Can you write out everything from the start of the entries down to the line containing "- Text: N: N: [157, 167, 170, 182]", substituting "image" for "screenshot" and keeping the rest unchanged?

Start of Records for processing

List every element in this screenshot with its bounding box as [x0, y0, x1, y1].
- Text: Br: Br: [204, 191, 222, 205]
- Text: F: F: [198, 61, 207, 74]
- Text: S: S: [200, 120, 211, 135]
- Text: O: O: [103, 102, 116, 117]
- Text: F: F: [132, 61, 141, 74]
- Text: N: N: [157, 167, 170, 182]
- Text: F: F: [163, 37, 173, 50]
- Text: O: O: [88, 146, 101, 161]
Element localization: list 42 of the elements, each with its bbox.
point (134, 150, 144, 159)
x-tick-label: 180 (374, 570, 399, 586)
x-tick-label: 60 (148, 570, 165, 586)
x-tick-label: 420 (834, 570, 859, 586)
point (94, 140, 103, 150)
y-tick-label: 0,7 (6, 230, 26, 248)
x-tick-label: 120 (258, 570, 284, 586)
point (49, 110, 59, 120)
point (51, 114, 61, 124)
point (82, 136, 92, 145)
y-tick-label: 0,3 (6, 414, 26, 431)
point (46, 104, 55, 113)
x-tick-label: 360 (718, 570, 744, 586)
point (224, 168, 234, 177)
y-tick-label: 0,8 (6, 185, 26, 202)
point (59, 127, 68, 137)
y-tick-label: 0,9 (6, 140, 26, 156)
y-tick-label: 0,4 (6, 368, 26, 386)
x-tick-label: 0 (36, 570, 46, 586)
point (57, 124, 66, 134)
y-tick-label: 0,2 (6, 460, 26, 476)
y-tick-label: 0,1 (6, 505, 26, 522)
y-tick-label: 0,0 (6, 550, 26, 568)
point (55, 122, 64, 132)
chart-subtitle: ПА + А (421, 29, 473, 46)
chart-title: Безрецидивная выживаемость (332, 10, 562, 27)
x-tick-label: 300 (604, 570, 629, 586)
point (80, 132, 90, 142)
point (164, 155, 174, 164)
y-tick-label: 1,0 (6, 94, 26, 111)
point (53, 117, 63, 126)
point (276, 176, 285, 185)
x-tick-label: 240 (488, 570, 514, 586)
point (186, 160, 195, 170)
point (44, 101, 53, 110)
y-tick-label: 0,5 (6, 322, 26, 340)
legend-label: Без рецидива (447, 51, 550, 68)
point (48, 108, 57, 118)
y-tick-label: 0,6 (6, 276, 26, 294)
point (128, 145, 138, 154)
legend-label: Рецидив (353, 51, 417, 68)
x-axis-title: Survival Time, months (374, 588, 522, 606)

End of Records for processing

The response:
List every element in this image with its bounding box as [x0, y0, x1, y1].
- Text: Br: Br: [204, 191, 222, 205]
- Text: F: F: [198, 61, 207, 74]
- Text: S: S: [200, 120, 211, 135]
- Text: O: O: [103, 102, 116, 117]
- Text: F: F: [132, 61, 141, 74]
- Text: N: N: [157, 167, 170, 182]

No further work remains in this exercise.